• Problem description
Output all the data exactly. Pictures do not belong in the copy.
— begin Source records —
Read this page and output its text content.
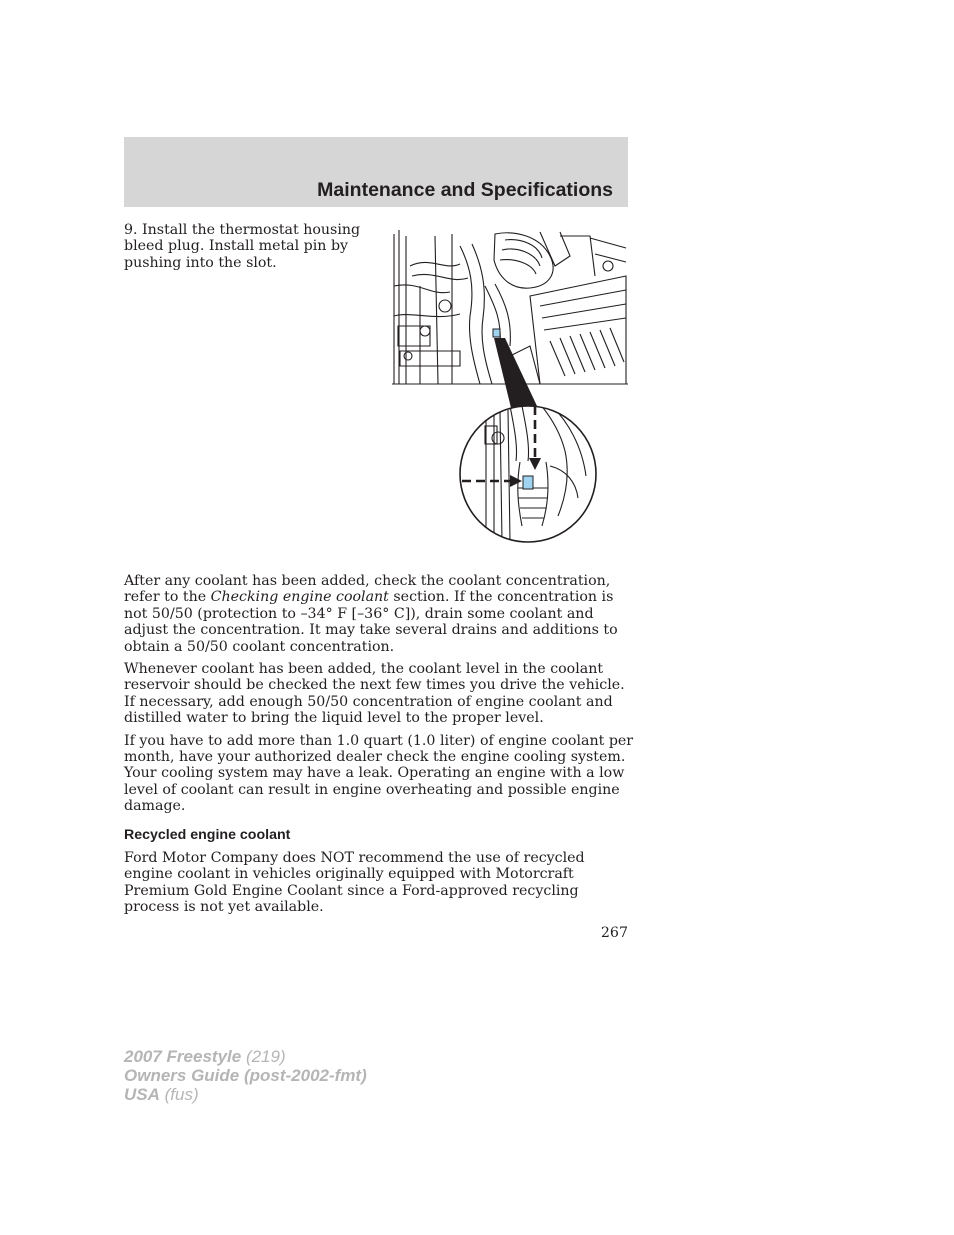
Maintenance and Specifications

9. Install the thermostat housing bleed plug. Install metal pin by pushing into the slot.

After any coolant has been added, check the coolant concentration, refer to the Checking engine coolant section. If the concentration is not 50/50 (protection to –34° F [–36° C]), drain some coolant and adjust the concentration. It may take several drains and additions to obtain a 50/50 coolant concentration.

Whenever coolant has been added, the coolant level in the coolant reservoir should be checked the next few times you drive the vehicle. If necessary, add enough 50/50 concentration of engine coolant and distilled water to bring the liquid level to the proper level.

If you have to add more than 1.0 quart (1.0 liter) of engine coolant per month, have your authorized dealer check the engine cooling system. Your cooling system may have a leak. Operating an engine with a low level of coolant can result in engine overheating and possible engine damage.

Recycled engine coolant

Ford Motor Company does NOT recommend the use of recycled engine coolant in vehicles originally equipped with Motorcraft Premium Gold Engine Coolant since a Ford-approved recycling process is not yet available.

267
2007 Freestyle (219)
Owners Guide (post-2002-fmt)
USA (fus)
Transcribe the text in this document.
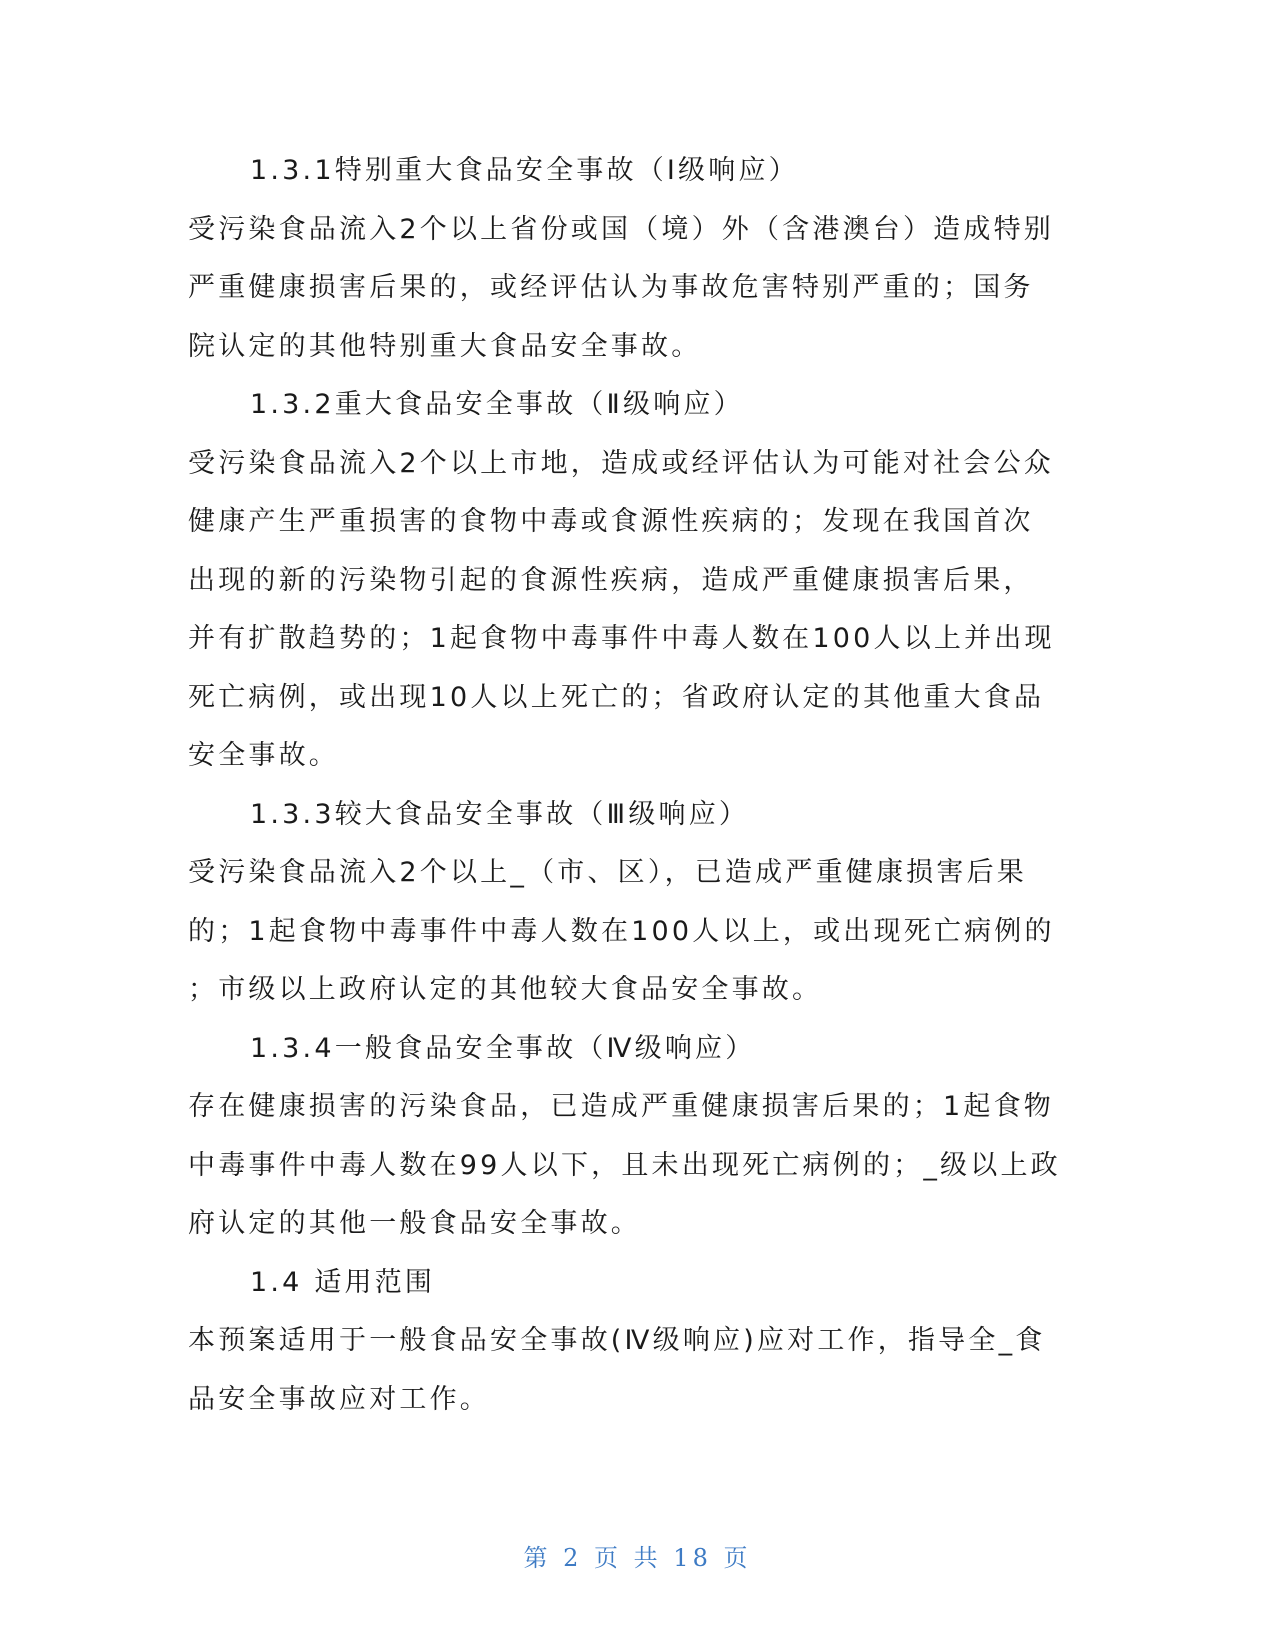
1.3.1特别重大食品安全事故（Ⅰ级响应）
受污染食品流入2个以上省份或国（境）外（含港澳台）造成特别
严重健康损害后果的，或经评估认为事故危害特别严重的；国务
院认定的其他特别重大食品安全事故。
1.3.2重大食品安全事故（Ⅱ级响应）
受污染食品流入2个以上市地，造成或经评估认为可能对社会公众
健康产生严重损害的食物中毒或食源性疾病的；发现在我国首次
出现的新的污染物引起的食源性疾病，造成严重健康损害后果，
并有扩散趋势的；1起食物中毒事件中毒人数在100人以上并出现
死亡病例，或出现10人以上死亡的；省政府认定的其他重大食品
安全事故。
1.3.3较大食品安全事故（Ⅲ级响应）
受污染食品流入2个以上_（市、区），已造成严重健康损害后果
的；1起食物中毒事件中毒人数在100人以上，或出现死亡病例的
；市级以上政府认定的其他较大食品安全事故。
1.3.4一般食品安全事故（Ⅳ级响应）
存在健康损害的污染食品，已造成严重健康损害后果的；1起食物
中毒事件中毒人数在99人以下，且未出现死亡病例的；_级以上政
府认定的其他一般食品安全事故。
1.4 适用范围
本预案适用于一般食品安全事故(Ⅳ级响应)应对工作，指导全_食
品安全事故应对工作。
第 2 页 共 18 页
— end Source records —
• Answer to this task
Read this page and output its text content.
Maintenance and Specifications

9. Install the thermostat housing bleed plug. Install metal pin by pushing into the slot.

After any coolant has been added, check the coolant concentration, refer to the Checking engine coolant section. If the concentration is not 50/50 (protection to –34° F [–36° C]), drain some coolant and adjust the concentration. It may take several drains and additions to obtain a 50/50 coolant concentration.

Whenever coolant has been added, the coolant level in the coolant reservoir should be checked the next few times you drive the vehicle. If necessary, add enough 50/50 concentration of engine coolant and distilled water to bring the liquid level to the proper level.

If you have to add more than 1.0 quart (1.0 liter) of engine coolant per month, have your authorized dealer check the engine cooling system. Your cooling system may have a leak. Operating an engine with a low level of coolant can result in engine overheating and possible engine damage.

Recycled engine coolant

Ford Motor Company does NOT recommend the use of recycled engine coolant in vehicles originally equipped with Motorcraft Premium Gold Engine Coolant since a Ford-approved recycling process is not yet available.

267
2007 Freestyle (219)
Owners Guide (post-2002-fmt)
USA (fus)
Transcribe the text in this document.
1.3.1特别重大食品安全事故（Ⅰ级响应）
受污染食品流入2个以上省份或国（境）外（含港澳台）造成特别
严重健康损害后果的，或经评估认为事故危害特别严重的；国务
院认定的其他特别重大食品安全事故。
1.3.2重大食品安全事故（Ⅱ级响应）
受污染食品流入2个以上市地，造成或经评估认为可能对社会公众
健康产生严重损害的食物中毒或食源性疾病的；发现在我国首次
出现的新的污染物引起的食源性疾病，造成严重健康损害后果，
并有扩散趋势的；1起食物中毒事件中毒人数在100人以上并出现
死亡病例，或出现10人以上死亡的；省政府认定的其他重大食品
安全事故。
1.3.3较大食品安全事故（Ⅲ级响应）
受污染食品流入2个以上_（市、区），已造成严重健康损害后果
的；1起食物中毒事件中毒人数在100人以上，或出现死亡病例的
；市级以上政府认定的其他较大食品安全事故。
1.3.4一般食品安全事故（Ⅳ级响应）
存在健康损害的污染食品，已造成严重健康损害后果的；1起食物
中毒事件中毒人数在99人以下，且未出现死亡病例的；_级以上政
府认定的其他一般食品安全事故。
1.4 适用范围
本预案适用于一般食品安全事故(Ⅳ级响应)应对工作，指导全_食
品安全事故应对工作。
第 2 页 共 18 页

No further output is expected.